▶ [Problem requirements]: All the data should come back exactly as it was given.

-- start Data to process --

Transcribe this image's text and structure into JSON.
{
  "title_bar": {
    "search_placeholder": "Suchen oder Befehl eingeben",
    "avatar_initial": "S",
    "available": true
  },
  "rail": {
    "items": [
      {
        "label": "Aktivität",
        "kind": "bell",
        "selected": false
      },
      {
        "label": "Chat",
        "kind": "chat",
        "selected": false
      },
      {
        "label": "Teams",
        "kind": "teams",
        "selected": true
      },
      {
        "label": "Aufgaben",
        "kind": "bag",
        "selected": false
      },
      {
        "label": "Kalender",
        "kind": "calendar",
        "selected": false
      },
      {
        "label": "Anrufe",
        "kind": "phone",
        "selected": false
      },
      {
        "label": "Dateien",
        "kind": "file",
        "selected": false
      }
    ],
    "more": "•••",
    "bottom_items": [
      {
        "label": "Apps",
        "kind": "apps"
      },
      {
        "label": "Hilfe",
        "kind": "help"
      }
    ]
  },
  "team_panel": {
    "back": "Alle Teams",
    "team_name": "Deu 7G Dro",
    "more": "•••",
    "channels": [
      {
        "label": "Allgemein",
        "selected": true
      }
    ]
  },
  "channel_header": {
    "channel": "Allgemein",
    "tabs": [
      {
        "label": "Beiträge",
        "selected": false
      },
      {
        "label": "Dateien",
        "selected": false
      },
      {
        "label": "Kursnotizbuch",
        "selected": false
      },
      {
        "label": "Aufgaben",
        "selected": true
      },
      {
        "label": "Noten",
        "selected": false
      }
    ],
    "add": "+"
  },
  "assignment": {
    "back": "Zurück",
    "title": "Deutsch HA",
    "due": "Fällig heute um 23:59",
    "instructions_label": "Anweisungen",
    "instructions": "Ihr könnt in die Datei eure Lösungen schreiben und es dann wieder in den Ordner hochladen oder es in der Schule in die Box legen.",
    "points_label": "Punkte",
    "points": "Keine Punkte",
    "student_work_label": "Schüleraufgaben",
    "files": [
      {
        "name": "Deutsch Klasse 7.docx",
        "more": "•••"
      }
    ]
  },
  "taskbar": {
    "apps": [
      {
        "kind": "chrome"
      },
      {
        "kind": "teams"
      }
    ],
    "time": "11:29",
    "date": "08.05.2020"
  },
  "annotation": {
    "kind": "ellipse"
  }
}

-- end Data to process --

▶ [Response below]:
Transcribe this image's text and structure into JSON.
{
  "title_bar": {
    "search_placeholder": "Suchen oder Befehl eingeben",
    "avatar_initial": "S",
    "available": true
  },
  "rail": {
    "items": [
      {
        "label": "Aktivität",
        "kind": "bell",
        "selected": false
      },
      {
        "label": "Chat",
        "kind": "chat",
        "selected": false
      },
      {
        "label": "Teams",
        "kind": "teams",
        "selected": true
      },
      {
        "label": "Aufgaben",
        "kind": "bag",
        "selected": false
      },
      {
        "label": "Kalender",
        "kind": "calendar",
        "selected": false
      },
      {
        "label": "Anrufe",
        "kind": "phone",
        "selected": false
      },
      {
        "label": "Dateien",
        "kind": "file",
        "selected": false
      }
    ],
    "more": "•••",
    "bottom_items": [
      {
        "label": "Apps",
        "kind": "apps"
      },
      {
        "label": "Hilfe",
        "kind": "help"
      }
    ]
  },
  "team_panel": {
    "back": "Alle Teams",
    "team_name": "Deu 7G Dro",
    "more": "•••",
    "channels": [
      {
        "label": "Allgemein",
        "selected": true
      }
    ]
  },
  "channel_header": {
    "channel": "Allgemein",
    "tabs": [
      {
        "label": "Beiträge",
        "selected": false
      },
      {
        "label": "Dateien",
        "selected": false
      },
      {
        "label": "Kursnotizbuch",
        "selected": false
      },
      {
        "label": "Aufgaben",
        "selected": true
      },
      {
        "label": "Noten",
        "selected": false
      }
    ],
    "add": "+"
  },
  "assignment": {
    "back": "Zurück",
    "title": "Deutsch HA",
    "due": "Fällig heute um 23:59",
    "instructions_label": "Anweisungen",
    "instructions": "Ihr könnt in die Datei eure Lösungen schreiben und es dann wieder in den Ordner hochladen oder es in der Schule in die Box legen.",
    "points_label": "Punkte",
    "points": "Keine Punkte",
    "student_work_label": "Schüleraufgaben",
    "files": [
      {
        "name": "Deutsch Klasse 7.docx",
        "more": "•••"
      }
    ]
  },
  "taskbar": {
    "apps": [
      {
        "kind": "chrome"
      },
      {
        "kind": "teams"
      }
    ],
    "time": "11:29",
    "date": "08.05.2020"
  },
  "annotation": {
    "kind": "ellipse"
  }
}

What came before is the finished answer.